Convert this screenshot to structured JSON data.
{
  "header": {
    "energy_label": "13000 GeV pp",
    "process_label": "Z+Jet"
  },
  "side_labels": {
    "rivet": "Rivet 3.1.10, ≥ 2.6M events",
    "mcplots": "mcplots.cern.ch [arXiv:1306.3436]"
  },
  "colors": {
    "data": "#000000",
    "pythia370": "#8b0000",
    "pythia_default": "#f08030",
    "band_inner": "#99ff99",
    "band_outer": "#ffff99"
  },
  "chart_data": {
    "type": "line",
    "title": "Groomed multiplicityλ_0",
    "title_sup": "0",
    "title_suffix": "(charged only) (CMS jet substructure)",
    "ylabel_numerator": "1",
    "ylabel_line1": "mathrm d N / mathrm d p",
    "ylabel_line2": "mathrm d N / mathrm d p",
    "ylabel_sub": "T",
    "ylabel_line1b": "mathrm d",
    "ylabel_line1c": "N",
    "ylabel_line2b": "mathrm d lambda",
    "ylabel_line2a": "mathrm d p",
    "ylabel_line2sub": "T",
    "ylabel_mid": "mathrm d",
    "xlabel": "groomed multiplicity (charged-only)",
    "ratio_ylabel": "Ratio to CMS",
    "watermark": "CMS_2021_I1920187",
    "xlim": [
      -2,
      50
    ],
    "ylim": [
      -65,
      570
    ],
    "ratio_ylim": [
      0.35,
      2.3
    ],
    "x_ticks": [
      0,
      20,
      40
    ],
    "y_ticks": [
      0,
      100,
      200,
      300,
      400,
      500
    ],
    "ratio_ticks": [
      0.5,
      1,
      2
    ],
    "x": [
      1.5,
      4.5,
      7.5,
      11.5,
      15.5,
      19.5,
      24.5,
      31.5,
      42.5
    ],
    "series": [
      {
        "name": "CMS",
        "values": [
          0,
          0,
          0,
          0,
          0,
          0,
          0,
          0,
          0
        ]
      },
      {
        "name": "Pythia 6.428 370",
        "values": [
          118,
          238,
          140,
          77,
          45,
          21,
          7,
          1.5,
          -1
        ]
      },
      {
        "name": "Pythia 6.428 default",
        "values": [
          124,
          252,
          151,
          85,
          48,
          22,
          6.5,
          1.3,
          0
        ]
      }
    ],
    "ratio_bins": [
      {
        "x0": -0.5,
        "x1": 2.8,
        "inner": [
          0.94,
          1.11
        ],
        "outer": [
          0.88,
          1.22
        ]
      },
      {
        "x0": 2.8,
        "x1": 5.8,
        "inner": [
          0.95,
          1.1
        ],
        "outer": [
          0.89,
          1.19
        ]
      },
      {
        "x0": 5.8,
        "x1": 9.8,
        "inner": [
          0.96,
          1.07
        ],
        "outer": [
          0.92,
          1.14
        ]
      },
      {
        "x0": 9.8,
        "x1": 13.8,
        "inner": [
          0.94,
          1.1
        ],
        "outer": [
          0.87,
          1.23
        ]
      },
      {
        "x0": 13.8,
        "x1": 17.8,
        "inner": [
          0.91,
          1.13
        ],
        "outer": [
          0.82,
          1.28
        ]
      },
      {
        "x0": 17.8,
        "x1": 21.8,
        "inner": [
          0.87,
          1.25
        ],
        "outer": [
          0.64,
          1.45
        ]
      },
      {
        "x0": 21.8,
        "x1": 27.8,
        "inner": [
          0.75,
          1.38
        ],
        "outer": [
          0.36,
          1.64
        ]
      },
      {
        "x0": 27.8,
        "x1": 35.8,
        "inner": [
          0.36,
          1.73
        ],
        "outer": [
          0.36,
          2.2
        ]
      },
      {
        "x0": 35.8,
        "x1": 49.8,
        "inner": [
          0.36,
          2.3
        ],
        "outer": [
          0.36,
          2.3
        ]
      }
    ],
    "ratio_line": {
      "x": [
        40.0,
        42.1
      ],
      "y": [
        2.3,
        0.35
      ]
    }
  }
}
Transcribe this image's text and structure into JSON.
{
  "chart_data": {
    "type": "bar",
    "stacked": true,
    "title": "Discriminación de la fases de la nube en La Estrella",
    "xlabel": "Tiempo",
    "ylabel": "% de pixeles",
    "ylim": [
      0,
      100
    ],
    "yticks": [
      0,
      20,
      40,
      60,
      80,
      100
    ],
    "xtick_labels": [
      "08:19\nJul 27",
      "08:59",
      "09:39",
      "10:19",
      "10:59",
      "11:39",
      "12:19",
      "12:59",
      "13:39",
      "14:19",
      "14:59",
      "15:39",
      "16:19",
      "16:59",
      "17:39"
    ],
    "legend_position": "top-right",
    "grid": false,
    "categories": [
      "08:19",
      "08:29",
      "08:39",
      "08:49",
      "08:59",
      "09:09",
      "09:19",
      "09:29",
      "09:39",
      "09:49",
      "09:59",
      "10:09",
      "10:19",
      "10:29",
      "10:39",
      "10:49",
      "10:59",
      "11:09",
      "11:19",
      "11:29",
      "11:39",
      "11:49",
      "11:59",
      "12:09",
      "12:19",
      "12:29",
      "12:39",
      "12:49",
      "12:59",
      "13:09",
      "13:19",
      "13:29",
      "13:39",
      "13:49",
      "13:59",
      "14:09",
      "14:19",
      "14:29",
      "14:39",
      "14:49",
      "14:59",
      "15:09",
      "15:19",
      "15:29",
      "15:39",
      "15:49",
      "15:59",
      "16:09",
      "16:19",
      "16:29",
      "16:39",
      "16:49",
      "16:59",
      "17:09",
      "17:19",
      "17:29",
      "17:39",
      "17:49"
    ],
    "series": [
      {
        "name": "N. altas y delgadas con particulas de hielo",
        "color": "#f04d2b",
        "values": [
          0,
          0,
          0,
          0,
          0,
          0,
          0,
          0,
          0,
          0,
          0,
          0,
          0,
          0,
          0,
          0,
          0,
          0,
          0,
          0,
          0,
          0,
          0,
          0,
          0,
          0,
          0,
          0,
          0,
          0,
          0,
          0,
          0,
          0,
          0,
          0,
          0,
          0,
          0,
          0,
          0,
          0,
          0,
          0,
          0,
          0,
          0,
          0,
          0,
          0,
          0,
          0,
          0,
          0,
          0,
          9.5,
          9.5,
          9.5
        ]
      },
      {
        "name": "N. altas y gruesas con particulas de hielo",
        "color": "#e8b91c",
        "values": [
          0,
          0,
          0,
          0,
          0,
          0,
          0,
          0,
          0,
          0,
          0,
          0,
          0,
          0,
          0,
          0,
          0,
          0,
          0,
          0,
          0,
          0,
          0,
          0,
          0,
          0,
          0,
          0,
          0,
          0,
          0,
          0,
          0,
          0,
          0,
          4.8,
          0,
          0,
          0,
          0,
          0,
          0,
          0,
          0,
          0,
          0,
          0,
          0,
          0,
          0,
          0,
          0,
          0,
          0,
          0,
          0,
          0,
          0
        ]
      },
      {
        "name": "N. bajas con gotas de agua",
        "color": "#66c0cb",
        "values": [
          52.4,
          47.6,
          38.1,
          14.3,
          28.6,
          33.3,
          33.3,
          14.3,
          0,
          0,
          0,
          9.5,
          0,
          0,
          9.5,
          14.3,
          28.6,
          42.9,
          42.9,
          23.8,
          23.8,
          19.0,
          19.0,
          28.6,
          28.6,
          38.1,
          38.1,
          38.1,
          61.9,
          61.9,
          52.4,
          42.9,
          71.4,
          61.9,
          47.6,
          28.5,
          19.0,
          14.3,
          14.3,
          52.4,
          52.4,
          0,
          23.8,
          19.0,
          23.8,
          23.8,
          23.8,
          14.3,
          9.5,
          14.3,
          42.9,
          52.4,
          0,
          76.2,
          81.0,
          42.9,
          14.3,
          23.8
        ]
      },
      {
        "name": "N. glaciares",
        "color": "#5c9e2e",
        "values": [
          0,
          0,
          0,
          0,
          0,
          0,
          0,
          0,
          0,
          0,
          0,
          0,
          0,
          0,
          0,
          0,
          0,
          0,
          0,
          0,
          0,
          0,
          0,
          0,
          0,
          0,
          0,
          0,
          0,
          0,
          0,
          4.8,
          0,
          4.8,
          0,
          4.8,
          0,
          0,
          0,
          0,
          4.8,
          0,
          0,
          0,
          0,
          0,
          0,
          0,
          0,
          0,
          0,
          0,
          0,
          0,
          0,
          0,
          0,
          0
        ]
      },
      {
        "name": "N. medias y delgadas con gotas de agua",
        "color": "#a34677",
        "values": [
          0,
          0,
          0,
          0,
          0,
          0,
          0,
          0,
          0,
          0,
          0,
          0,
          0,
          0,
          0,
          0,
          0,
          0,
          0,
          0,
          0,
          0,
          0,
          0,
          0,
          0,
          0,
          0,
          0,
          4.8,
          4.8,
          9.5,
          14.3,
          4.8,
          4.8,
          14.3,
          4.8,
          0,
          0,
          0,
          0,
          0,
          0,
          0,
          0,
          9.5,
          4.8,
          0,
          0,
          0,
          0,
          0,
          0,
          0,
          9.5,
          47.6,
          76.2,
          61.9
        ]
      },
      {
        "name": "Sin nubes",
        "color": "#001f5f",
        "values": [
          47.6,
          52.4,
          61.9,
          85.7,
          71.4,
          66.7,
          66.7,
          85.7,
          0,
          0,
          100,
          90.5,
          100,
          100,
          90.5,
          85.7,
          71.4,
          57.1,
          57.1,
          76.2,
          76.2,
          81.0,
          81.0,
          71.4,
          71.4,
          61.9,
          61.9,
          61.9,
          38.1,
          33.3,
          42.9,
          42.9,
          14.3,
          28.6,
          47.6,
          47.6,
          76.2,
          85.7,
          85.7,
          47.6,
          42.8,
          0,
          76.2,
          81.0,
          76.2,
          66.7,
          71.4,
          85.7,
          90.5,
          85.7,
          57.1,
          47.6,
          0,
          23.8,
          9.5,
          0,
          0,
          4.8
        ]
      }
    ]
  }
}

WHAT IS NEEDED | Using the entries above, return each line that includes the word "name".

EXPECTED OUTPUT |
        "name": "CMS",
        "name": "Pythia 6.428 370",
        "name": "Pythia 6.428 default",
        "name": "N. altas y delgadas con particulas de hielo",
        "name": "N. altas y gruesas con particulas de hielo",
        "name": "N. bajas con gotas de agua",
        "name": "N. glaciares",
        "name": "N. medias y delgadas con gotas de agua",
        "name": "Sin nubes",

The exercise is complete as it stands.